* MATERIAL FOR THIS EXERCISE *
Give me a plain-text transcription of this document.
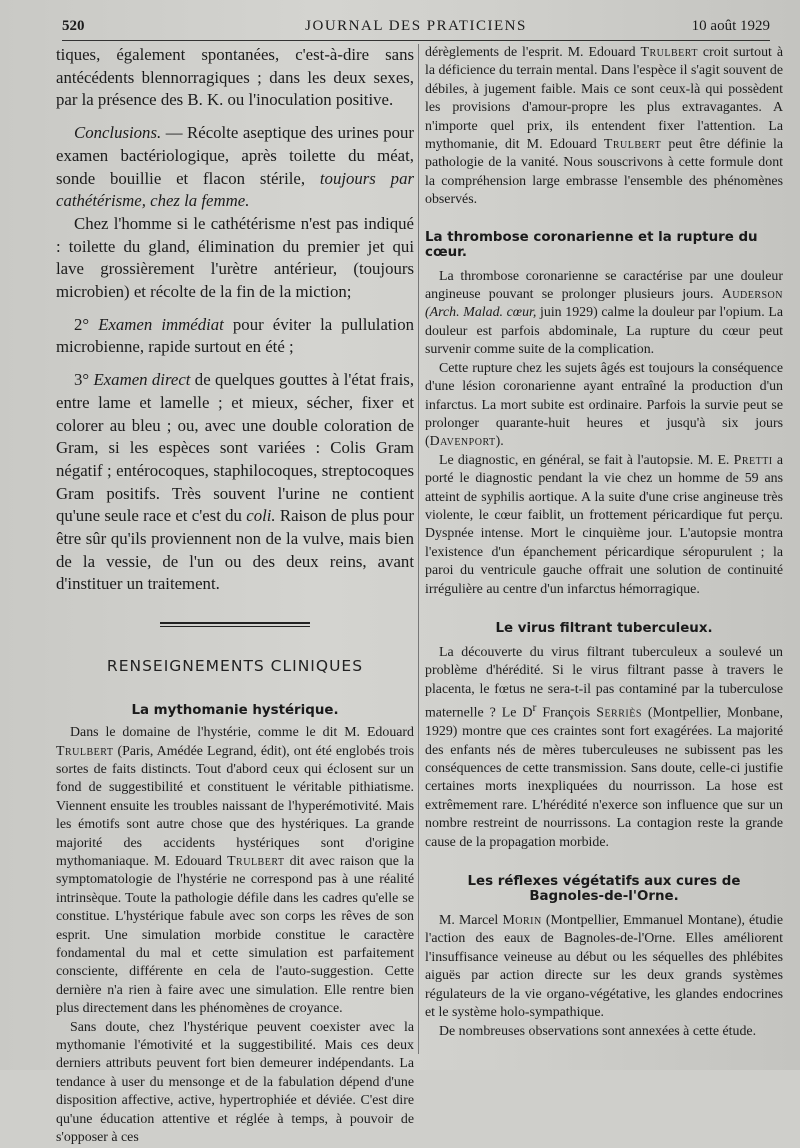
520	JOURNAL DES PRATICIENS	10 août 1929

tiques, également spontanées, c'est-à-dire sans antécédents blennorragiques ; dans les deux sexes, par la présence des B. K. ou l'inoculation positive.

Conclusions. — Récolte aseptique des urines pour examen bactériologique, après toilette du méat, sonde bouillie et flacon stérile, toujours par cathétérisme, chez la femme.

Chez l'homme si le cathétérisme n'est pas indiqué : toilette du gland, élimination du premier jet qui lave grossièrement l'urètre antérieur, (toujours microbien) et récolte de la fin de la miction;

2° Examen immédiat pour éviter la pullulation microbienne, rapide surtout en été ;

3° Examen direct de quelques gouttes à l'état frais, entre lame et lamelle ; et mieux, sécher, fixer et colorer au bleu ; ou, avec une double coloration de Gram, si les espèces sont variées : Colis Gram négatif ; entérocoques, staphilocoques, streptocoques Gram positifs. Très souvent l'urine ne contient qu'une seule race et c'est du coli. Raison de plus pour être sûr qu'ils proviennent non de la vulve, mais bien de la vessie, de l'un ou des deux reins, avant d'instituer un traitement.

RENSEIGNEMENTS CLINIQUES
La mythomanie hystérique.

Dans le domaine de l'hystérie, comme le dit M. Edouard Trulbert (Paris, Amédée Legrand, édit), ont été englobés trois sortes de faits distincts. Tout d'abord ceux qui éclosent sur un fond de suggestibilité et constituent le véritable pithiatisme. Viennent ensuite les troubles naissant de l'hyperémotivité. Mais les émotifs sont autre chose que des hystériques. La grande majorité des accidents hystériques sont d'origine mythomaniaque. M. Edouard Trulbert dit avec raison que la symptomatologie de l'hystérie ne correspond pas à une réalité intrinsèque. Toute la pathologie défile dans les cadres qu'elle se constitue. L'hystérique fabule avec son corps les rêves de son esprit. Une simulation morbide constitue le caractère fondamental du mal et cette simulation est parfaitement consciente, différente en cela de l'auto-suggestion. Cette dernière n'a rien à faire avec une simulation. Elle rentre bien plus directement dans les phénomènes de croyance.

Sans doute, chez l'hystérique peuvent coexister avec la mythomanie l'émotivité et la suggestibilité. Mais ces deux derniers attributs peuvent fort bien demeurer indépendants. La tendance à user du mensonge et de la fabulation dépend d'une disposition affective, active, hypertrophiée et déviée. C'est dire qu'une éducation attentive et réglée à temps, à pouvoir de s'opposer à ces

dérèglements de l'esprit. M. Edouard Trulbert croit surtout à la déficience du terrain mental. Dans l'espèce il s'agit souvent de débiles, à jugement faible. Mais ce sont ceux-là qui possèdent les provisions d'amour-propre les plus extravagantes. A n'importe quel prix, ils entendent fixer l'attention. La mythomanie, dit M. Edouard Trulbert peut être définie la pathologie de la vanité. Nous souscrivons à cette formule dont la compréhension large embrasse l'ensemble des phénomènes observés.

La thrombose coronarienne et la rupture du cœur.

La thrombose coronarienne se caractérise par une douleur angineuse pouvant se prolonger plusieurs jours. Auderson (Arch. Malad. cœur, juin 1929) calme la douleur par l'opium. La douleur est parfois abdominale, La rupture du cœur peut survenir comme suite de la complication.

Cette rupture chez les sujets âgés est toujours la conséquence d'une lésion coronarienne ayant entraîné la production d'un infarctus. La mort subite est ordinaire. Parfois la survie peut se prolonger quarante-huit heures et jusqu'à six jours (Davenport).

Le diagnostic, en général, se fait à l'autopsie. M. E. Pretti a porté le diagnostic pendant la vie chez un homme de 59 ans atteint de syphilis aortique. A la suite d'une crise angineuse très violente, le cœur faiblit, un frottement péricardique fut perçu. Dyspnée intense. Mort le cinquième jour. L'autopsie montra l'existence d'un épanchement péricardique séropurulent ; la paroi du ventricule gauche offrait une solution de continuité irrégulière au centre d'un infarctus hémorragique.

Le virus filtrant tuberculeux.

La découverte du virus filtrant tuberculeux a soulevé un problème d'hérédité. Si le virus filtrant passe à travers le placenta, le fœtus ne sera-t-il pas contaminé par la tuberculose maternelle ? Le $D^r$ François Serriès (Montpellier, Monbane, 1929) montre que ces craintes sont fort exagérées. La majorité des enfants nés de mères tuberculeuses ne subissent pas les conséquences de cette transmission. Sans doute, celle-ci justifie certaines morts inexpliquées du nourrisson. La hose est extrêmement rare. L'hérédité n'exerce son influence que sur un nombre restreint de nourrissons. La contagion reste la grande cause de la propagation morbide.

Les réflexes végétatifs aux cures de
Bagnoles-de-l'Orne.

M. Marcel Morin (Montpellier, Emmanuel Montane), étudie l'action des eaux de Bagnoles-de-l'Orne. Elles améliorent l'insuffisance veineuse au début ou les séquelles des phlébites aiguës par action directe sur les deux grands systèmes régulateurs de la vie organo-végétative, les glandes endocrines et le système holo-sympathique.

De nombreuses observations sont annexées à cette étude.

* EXERCISE PROMPT *
All records should be output exactly, with the pictures left out.

* ANSWER BOX *
Give me a plain-text transcription of this document.
520	JOURNAL DES PRATICIENS	10 août 1929

tiques, également spontanées, c'est-à-dire sans antécédents blennorragiques ; dans les deux sexes, par la présence des B. K. ou l'inoculation positive.

Conclusions. — Récolte aseptique des urines pour examen bactériologique, après toilette du méat, sonde bouillie et flacon stérile, toujours par cathétérisme, chez la femme.

Chez l'homme si le cathétérisme n'est pas indiqué : toilette du gland, élimination du premier jet qui lave grossièrement l'urètre antérieur, (toujours microbien) et récolte de la fin de la miction;

2° Examen immédiat pour éviter la pullulation microbienne, rapide surtout en été ;

3° Examen direct de quelques gouttes à l'état frais, entre lame et lamelle ; et mieux, sécher, fixer et colorer au bleu ; ou, avec une double coloration de Gram, si les espèces sont variées : Colis Gram négatif ; entérocoques, staphilocoques, streptocoques Gram positifs. Très souvent l'urine ne contient qu'une seule race et c'est du coli. Raison de plus pour être sûr qu'ils proviennent non de la vulve, mais bien de la vessie, de l'un ou des deux reins, avant d'instituer un traitement.

RENSEIGNEMENTS CLINIQUES
La mythomanie hystérique.

Dans le domaine de l'hystérie, comme le dit M. Edouard Trulbert (Paris, Amédée Legrand, édit), ont été englobés trois sortes de faits distincts. Tout d'abord ceux qui éclosent sur un fond de suggestibilité et constituent le véritable pithiatisme. Viennent ensuite les troubles naissant de l'hyperémotivité. Mais les émotifs sont autre chose que des hystériques. La grande majorité des accidents hystériques sont d'origine mythomaniaque. M. Edouard Trulbert dit avec raison que la symptomatologie de l'hystérie ne correspond pas à une réalité intrinsèque. Toute la pathologie défile dans les cadres qu'elle se constitue. L'hystérique fabule avec son corps les rêves de son esprit. Une simulation morbide constitue le caractère fondamental du mal et cette simulation est parfaitement consciente, différente en cela de l'auto-suggestion. Cette dernière n'a rien à faire avec une simulation. Elle rentre bien plus directement dans les phénomènes de croyance.

Sans doute, chez l'hystérique peuvent coexister avec la mythomanie l'émotivité et la suggestibilité. Mais ces deux derniers attributs peuvent fort bien demeurer indépendants. La tendance à user du mensonge et de la fabulation dépend d'une disposition affective, active, hypertrophiée et déviée. C'est dire qu'une éducation attentive et réglée à temps, à pouvoir de s'opposer à ces

dérèglements de l'esprit. M. Edouard Trulbert croit surtout à la déficience du terrain mental. Dans l'espèce il s'agit souvent de débiles, à jugement faible. Mais ce sont ceux-là qui possèdent les provisions d'amour-propre les plus extravagantes. A n'importe quel prix, ils entendent fixer l'attention. La mythomanie, dit M. Edouard Trulbert peut être définie la pathologie de la vanité. Nous souscrivons à cette formule dont la compréhension large embrasse l'ensemble des phénomènes observés.

La thrombose coronarienne et la rupture du cœur.

La thrombose coronarienne se caractérise par une douleur angineuse pouvant se prolonger plusieurs jours. Auderson (Arch. Malad. cœur, juin 1929) calme la douleur par l'opium. La douleur est parfois abdominale, La rupture du cœur peut survenir comme suite de la complication.

Cette rupture chez les sujets âgés est toujours la conséquence d'une lésion coronarienne ayant entraîné la production d'un infarctus. La mort subite est ordinaire. Parfois la survie peut se prolonger quarante-huit heures et jusqu'à six jours (Davenport).

Le diagnostic, en général, se fait à l'autopsie. M. E. Pretti a porté le diagnostic pendant la vie chez un homme de 59 ans atteint de syphilis aortique. A la suite d'une crise angineuse très violente, le cœur faiblit, un frottement péricardique fut perçu. Dyspnée intense. Mort le cinquième jour. L'autopsie montra l'existence d'un épanchement péricardique séropurulent ; la paroi du ventricule gauche offrait une solution de continuité irrégulière au centre d'un infarctus hémorragique.

Le virus filtrant tuberculeux.

La découverte du virus filtrant tuberculeux a soulevé un problème d'hérédité. Si le virus filtrant passe à travers le placenta, le fœtus ne sera-t-il pas contaminé par la tuberculose maternelle ? Le $D^r$ François Serriès (Montpellier, Monbane, 1929) montre que ces craintes sont fort exagérées. La majorité des enfants nés de mères tuberculeuses ne subissent pas les conséquences de cette transmission. Sans doute, celle-ci justifie certaines morts inexpliquées du nourrisson. La hose est extrêmement rare. L'hérédité n'exerce son influence que sur un nombre restreint de nourrissons. La contagion reste la grande cause de la propagation morbide.

Les réflexes végétatifs aux cures de
Bagnoles-de-l'Orne.

M. Marcel Morin (Montpellier, Emmanuel Montane), étudie l'action des eaux de Bagnoles-de-l'Orne. Elles améliorent l'insuffisance veineuse au début ou les séquelles des phlébites aiguës par action directe sur les deux grands systèmes régulateurs de la vie organo-végétative, les glandes endocrines et le système holo-sympathique.

De nombreuses observations sont annexées à cette étude.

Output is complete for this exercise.